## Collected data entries
** Start **
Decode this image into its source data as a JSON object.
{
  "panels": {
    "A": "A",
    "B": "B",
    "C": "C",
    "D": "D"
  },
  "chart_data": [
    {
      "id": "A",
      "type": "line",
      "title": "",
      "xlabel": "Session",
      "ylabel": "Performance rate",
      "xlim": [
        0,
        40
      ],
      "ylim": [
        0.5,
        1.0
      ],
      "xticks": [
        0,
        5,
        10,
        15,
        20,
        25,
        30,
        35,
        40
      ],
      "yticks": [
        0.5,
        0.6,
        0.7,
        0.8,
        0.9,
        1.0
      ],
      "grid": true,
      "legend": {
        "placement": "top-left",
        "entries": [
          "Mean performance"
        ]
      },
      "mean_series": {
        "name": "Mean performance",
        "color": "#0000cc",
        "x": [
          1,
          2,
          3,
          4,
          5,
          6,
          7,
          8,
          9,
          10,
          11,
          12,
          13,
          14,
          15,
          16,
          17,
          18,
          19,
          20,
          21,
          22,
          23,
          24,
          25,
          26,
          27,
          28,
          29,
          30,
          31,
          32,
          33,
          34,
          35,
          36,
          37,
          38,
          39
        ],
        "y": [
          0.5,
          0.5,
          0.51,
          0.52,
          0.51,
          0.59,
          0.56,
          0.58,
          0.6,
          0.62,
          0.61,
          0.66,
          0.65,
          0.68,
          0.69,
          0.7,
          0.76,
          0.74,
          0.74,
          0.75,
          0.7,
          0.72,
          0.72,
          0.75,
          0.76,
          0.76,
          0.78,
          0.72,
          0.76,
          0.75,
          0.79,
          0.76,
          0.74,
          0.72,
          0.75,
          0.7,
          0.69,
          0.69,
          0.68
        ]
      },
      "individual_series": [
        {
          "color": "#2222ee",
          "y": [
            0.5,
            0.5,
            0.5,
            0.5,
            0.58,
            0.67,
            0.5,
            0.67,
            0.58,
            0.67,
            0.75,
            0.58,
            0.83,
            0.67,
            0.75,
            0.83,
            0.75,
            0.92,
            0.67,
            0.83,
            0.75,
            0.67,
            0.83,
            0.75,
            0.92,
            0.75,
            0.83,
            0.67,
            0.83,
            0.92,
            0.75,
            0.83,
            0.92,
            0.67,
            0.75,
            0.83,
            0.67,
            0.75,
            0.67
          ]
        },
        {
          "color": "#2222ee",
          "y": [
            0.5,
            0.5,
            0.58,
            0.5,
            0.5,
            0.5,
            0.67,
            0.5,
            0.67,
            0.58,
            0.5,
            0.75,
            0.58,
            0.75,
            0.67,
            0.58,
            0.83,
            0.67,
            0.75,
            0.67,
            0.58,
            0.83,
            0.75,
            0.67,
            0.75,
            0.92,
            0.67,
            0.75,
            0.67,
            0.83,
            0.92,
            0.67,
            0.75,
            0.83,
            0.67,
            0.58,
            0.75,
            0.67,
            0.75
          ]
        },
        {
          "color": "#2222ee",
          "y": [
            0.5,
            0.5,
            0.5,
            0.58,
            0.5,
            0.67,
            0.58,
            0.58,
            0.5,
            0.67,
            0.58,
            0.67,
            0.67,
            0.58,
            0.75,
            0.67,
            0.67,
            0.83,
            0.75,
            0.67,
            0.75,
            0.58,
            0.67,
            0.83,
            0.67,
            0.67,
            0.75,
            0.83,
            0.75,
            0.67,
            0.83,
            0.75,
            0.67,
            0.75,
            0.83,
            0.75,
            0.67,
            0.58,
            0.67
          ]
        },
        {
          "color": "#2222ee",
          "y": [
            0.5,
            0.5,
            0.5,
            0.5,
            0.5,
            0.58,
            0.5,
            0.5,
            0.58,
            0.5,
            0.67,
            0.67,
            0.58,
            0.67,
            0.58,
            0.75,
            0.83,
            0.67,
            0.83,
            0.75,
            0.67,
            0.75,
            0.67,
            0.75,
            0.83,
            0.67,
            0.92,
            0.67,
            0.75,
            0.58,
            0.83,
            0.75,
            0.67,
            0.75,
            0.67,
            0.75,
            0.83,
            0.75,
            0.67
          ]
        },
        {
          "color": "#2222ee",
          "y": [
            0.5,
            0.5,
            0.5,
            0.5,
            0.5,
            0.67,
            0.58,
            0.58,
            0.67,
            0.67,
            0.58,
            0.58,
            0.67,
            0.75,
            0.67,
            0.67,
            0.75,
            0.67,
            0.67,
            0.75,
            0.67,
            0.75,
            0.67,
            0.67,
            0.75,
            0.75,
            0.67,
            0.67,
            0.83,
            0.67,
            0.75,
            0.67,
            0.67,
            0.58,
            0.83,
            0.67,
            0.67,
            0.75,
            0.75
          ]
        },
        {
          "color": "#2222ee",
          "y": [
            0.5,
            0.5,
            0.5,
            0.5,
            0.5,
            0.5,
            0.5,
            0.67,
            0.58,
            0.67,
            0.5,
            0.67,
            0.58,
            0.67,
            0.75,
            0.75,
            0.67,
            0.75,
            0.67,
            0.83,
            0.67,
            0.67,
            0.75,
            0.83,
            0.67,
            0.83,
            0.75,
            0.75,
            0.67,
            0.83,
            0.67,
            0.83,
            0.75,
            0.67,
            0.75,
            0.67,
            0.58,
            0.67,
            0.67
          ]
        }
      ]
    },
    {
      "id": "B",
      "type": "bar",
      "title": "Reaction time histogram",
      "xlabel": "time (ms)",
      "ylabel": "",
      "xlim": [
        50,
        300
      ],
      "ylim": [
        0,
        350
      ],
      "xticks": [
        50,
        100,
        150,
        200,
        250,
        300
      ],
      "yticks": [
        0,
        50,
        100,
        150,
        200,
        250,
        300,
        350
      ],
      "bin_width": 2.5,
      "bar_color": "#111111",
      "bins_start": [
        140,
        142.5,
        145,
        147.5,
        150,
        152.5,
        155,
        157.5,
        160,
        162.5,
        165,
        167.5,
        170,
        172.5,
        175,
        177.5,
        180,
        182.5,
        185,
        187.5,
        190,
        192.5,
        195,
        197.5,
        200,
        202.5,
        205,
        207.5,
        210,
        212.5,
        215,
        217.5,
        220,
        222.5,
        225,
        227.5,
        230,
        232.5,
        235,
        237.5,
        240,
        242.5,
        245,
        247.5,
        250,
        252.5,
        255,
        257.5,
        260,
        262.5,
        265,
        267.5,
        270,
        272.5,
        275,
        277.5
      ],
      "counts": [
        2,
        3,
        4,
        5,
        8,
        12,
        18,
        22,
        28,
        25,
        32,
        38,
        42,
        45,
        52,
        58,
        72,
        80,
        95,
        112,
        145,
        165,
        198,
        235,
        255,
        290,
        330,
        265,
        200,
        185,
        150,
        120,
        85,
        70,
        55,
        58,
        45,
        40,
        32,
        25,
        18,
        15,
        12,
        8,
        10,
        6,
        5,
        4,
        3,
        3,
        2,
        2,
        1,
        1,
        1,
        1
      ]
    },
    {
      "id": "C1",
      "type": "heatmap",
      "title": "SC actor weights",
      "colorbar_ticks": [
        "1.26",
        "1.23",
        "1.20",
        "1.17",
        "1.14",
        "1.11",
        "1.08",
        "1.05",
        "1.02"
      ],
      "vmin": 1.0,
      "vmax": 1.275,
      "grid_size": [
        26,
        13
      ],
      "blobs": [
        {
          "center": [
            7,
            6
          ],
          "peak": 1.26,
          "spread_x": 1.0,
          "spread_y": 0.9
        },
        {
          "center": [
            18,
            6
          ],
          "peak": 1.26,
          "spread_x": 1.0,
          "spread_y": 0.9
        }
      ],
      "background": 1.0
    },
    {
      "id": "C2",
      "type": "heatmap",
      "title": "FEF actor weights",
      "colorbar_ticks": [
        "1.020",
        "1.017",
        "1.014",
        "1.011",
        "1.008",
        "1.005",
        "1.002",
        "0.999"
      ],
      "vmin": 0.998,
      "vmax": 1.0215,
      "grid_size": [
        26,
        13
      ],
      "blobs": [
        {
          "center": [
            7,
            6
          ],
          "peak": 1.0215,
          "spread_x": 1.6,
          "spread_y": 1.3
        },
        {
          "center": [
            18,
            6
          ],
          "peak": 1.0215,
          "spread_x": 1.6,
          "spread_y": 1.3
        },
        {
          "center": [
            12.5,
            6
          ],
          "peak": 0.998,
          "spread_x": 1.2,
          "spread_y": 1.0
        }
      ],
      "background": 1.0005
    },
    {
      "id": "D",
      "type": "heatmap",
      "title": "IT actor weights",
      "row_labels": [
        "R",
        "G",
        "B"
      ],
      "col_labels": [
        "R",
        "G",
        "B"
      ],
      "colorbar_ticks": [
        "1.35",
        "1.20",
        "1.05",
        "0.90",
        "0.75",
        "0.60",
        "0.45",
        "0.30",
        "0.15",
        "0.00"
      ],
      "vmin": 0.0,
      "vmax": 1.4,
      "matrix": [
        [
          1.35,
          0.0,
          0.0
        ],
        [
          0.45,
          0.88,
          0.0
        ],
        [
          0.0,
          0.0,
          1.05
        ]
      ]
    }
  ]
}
** End **
## Exercise
Where a line of the material above holds the string "weights", copy that line.

## The completed task
      "title": "SC actor weights",
      "title": "FEF actor weights",
      "title": "IT actor weights",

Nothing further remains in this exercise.